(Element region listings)
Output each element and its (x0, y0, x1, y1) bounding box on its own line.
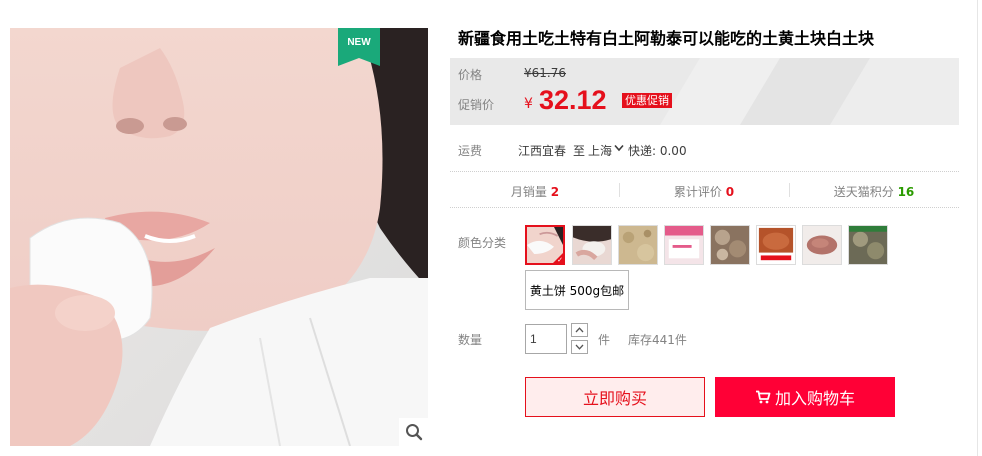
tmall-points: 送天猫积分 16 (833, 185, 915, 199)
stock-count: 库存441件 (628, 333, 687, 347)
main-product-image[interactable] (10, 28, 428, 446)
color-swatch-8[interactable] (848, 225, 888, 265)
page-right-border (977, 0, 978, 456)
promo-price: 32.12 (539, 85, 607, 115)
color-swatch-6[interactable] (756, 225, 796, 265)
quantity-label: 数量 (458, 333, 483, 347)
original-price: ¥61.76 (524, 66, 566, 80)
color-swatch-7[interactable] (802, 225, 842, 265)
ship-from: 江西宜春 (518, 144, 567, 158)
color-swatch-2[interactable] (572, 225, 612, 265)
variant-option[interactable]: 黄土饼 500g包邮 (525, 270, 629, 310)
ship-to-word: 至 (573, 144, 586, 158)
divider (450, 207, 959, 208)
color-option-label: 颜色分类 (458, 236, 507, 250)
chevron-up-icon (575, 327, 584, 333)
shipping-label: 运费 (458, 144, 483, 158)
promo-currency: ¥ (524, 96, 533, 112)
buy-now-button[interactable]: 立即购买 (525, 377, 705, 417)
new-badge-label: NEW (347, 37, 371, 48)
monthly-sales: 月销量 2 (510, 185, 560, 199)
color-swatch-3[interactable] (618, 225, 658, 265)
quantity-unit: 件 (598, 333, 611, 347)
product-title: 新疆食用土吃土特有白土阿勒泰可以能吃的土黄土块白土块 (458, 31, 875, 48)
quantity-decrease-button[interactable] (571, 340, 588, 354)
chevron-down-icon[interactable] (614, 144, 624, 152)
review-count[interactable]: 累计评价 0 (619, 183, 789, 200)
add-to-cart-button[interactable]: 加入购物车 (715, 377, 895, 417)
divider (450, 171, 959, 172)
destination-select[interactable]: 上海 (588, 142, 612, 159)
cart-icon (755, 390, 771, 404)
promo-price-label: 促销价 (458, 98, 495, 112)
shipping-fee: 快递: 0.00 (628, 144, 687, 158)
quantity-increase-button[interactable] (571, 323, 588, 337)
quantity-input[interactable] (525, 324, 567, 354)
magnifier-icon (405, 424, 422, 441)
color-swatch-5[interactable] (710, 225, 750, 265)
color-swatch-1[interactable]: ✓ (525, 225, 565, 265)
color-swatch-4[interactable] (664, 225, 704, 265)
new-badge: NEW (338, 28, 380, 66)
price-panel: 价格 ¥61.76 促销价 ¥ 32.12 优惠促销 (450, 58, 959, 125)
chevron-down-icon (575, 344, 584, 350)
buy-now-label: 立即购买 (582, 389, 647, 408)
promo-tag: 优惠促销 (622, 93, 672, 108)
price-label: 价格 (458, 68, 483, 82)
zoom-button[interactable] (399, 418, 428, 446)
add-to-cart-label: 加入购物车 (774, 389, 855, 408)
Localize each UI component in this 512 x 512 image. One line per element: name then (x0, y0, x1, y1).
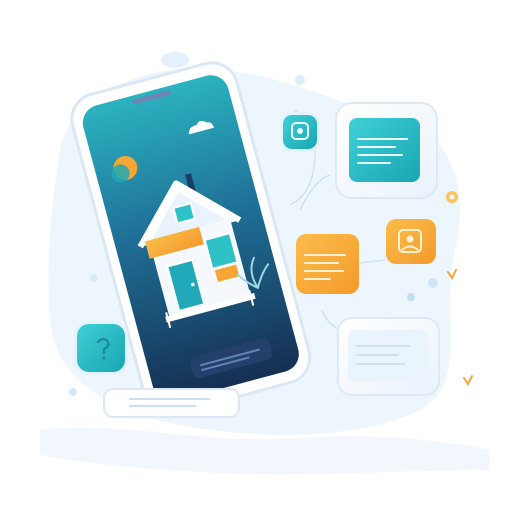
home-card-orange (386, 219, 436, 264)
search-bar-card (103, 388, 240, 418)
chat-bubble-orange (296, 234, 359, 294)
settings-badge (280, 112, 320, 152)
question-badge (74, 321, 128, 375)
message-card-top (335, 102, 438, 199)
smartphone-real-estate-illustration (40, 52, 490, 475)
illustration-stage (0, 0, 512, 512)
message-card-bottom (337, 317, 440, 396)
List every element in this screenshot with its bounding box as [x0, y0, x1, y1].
* * *
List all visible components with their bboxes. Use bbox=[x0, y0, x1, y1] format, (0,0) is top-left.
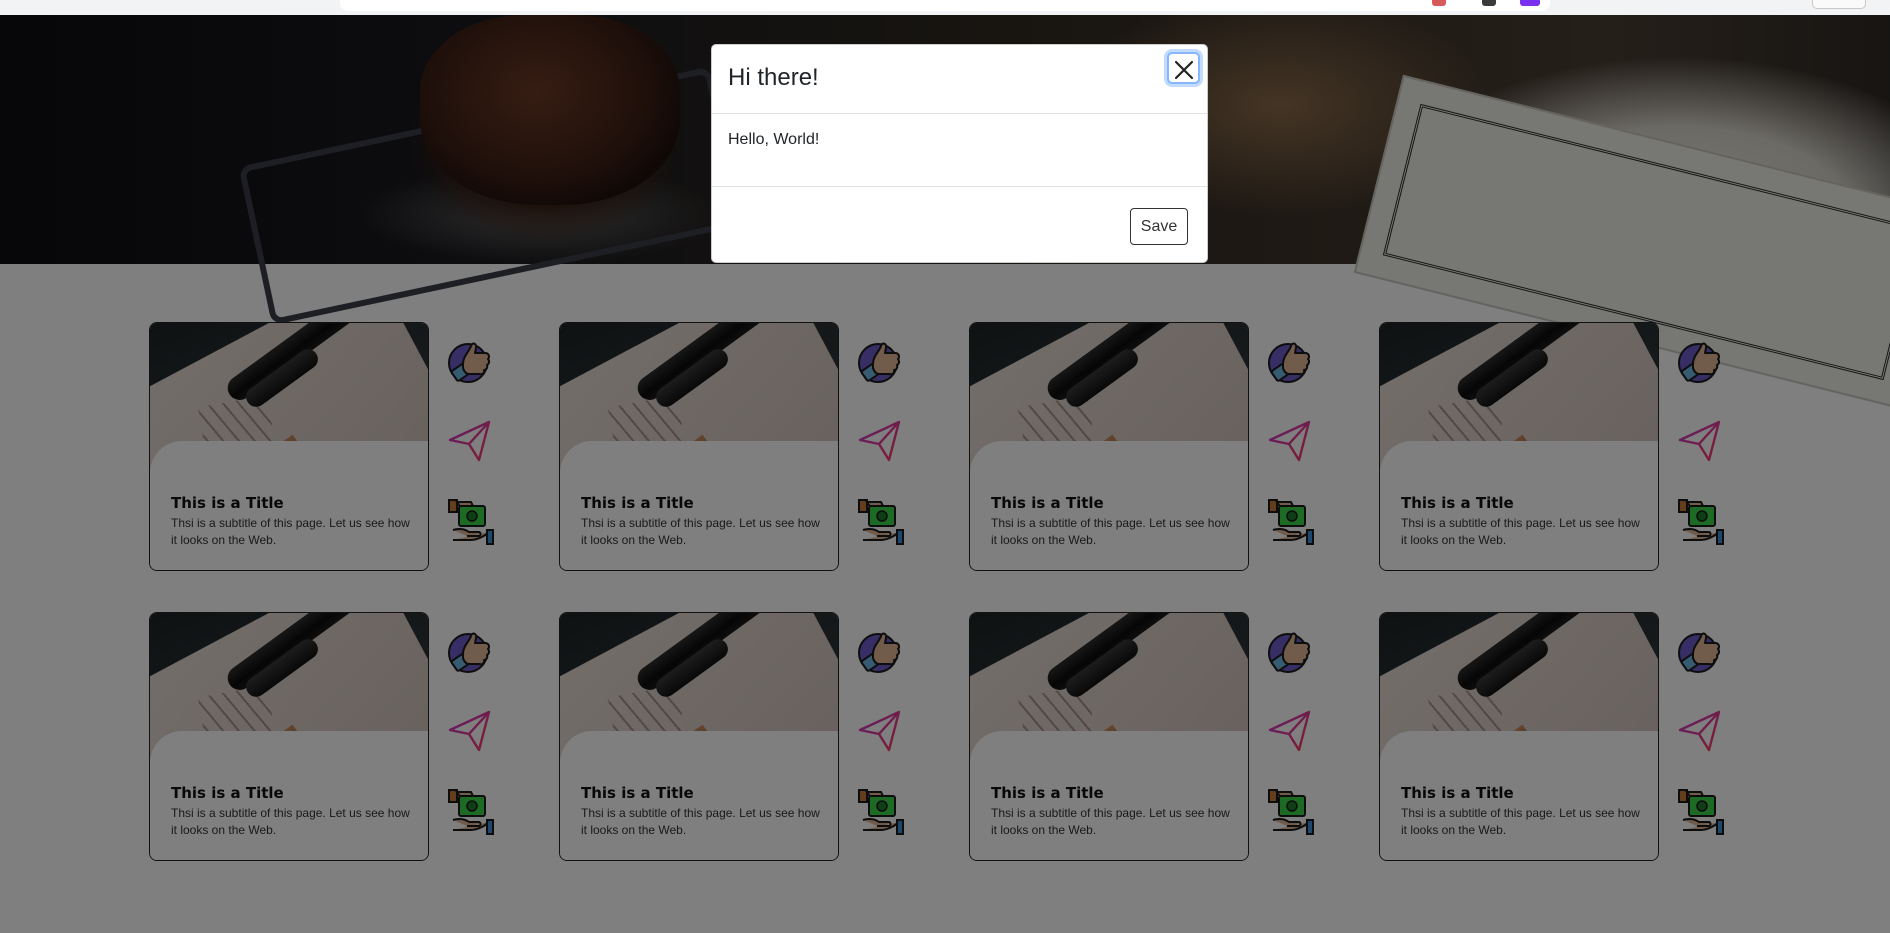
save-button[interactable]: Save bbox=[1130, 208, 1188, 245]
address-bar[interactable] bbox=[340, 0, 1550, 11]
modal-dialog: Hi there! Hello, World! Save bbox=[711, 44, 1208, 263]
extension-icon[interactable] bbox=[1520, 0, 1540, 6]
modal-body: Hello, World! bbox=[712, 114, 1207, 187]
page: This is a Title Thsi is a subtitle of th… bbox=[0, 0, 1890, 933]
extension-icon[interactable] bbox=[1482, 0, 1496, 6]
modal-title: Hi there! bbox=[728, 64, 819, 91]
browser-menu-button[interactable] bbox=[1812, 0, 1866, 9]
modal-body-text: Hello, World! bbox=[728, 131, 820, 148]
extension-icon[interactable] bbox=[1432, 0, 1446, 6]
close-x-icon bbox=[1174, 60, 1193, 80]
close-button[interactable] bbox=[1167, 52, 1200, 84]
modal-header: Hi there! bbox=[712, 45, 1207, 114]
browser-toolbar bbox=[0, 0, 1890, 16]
--
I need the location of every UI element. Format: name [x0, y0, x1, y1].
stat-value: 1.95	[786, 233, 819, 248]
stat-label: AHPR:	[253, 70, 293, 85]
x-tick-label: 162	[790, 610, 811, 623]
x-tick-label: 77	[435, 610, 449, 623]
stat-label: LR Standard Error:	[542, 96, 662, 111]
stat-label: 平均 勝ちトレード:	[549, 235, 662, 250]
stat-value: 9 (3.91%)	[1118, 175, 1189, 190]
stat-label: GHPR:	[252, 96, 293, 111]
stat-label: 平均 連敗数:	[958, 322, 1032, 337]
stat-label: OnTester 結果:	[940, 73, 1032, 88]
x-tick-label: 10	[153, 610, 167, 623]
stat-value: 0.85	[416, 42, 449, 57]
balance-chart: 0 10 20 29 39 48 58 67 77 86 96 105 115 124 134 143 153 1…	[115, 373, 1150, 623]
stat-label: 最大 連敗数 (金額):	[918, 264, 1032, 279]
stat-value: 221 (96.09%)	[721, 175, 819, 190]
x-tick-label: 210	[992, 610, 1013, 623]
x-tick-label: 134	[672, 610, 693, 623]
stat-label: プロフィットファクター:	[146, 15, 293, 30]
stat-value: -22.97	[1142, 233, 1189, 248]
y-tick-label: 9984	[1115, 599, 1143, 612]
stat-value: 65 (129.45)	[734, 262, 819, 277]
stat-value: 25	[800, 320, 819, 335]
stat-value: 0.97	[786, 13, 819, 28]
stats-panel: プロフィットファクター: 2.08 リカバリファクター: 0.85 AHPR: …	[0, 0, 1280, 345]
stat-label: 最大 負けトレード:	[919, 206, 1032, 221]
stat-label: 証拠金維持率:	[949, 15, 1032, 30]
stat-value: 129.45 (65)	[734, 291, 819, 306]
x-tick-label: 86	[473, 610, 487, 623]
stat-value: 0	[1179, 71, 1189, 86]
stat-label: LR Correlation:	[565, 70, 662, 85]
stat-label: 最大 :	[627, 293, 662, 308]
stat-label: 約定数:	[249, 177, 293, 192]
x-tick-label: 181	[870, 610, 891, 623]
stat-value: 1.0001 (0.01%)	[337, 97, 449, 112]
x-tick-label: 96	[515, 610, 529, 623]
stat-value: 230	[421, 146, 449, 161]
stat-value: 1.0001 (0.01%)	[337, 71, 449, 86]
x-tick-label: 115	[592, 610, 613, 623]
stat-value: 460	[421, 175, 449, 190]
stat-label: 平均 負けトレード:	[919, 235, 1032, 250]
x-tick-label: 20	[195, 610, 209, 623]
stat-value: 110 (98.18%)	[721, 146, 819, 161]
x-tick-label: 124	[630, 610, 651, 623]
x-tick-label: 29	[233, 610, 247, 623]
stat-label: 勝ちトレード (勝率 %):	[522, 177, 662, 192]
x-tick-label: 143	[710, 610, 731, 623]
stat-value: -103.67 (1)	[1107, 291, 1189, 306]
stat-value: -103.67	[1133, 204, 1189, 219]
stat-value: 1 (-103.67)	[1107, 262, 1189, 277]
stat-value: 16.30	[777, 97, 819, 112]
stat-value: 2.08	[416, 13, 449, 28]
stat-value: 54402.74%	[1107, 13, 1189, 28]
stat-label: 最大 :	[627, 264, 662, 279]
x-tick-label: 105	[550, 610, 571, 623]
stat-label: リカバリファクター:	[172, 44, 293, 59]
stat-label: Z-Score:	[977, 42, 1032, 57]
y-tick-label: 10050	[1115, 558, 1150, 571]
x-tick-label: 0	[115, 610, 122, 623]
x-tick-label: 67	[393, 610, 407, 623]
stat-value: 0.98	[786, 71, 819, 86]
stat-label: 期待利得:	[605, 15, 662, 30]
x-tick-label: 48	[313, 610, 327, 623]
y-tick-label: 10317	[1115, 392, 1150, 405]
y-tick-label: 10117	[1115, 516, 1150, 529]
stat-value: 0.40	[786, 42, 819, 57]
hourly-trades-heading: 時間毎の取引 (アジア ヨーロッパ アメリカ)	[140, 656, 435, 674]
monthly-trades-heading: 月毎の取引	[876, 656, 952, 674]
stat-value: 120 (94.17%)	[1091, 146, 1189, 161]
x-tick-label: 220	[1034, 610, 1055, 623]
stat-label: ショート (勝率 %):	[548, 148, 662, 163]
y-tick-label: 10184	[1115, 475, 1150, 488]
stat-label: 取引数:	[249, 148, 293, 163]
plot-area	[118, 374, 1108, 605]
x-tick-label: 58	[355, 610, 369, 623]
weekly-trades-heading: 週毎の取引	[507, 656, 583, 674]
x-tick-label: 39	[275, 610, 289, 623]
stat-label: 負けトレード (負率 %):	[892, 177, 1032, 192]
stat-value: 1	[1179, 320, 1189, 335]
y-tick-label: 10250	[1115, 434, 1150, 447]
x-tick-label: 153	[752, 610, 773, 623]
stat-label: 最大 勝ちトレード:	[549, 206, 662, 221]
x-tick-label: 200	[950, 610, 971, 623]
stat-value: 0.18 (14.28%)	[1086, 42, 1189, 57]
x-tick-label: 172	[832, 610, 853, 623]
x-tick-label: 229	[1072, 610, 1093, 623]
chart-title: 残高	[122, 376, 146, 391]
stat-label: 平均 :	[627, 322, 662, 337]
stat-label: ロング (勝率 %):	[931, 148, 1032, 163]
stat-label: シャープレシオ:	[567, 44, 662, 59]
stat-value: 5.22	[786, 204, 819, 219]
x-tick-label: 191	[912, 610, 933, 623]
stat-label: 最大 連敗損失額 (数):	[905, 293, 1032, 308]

- _WHAT TO WORK ON_
Copy the entries again, beginning with the line that has "tmall-points: 送天猫积分 16 (833, 185, 915, 199)" and continuing through the line that has "color-swatch-1[interactable]: ✓ (525, 225, 565, 265)", but change "divider" to "separator" and keep everything else the same.

- _REPLY TO THE TASK_
tmall-points: 送天猫积分 16 (833, 185, 915, 199)
stock-count: 库存441件 (628, 333, 687, 347)
main-product-image[interactable] (10, 28, 428, 446)
color-swatch-8[interactable] (848, 225, 888, 265)
page-right-border (977, 0, 978, 456)
promo-price: 32.12 (539, 85, 607, 115)
color-swatch-6[interactable] (756, 225, 796, 265)
quantity-label: 数量 (458, 333, 483, 347)
original-price: ¥61.76 (524, 66, 566, 80)
color-swatch-7[interactable] (802, 225, 842, 265)
ship-from: 江西宜春 (518, 144, 567, 158)
color-swatch-2[interactable] (572, 225, 612, 265)
variant-option[interactable]: 黄土饼 500g包邮 (525, 270, 629, 310)
ship-to-word: 至 (573, 144, 586, 158)
separator (450, 207, 959, 208)
color-option-label: 颜色分类 (458, 236, 507, 250)
chevron-up-icon (575, 327, 584, 333)
shipping-label: 运费 (458, 144, 483, 158)
promo-currency: ¥ (524, 96, 533, 112)
buy-now-button[interactable]: 立即购买 (525, 377, 705, 417)
new-badge-label: NEW (347, 37, 371, 48)
monthly-sales: 月销量 2 (510, 185, 560, 199)
color-swatch-3[interactable] (618, 225, 658, 265)
quantity-unit: 件 (598, 333, 611, 347)
product-title: 新疆食用土吃土特有白土阿勒泰可以能吃的土黄土块白土块 (458, 31, 875, 48)
quantity-decrease-button[interactable] (571, 340, 588, 354)
chevron-down-icon[interactable] (614, 144, 624, 152)
review-count[interactable]: 累计评价 0 (619, 183, 789, 200)
add-to-cart-button[interactable]: 加入购物车 (715, 377, 895, 417)
separator (450, 171, 959, 172)
destination-select[interactable]: 上海 (588, 142, 612, 159)
cart-icon (755, 390, 771, 404)
promo-price-label: 促销价 (458, 98, 495, 112)
shipping-fee: 快递: 0.00 (628, 144, 687, 158)
quantity-increase-button[interactable] (571, 323, 588, 337)
quantity-input[interactable] (525, 324, 567, 354)
magnifier-icon (405, 424, 422, 441)
color-swatch-5[interactable] (710, 225, 750, 265)
color-swatch-1[interactable]: ✓ (525, 225, 565, 265)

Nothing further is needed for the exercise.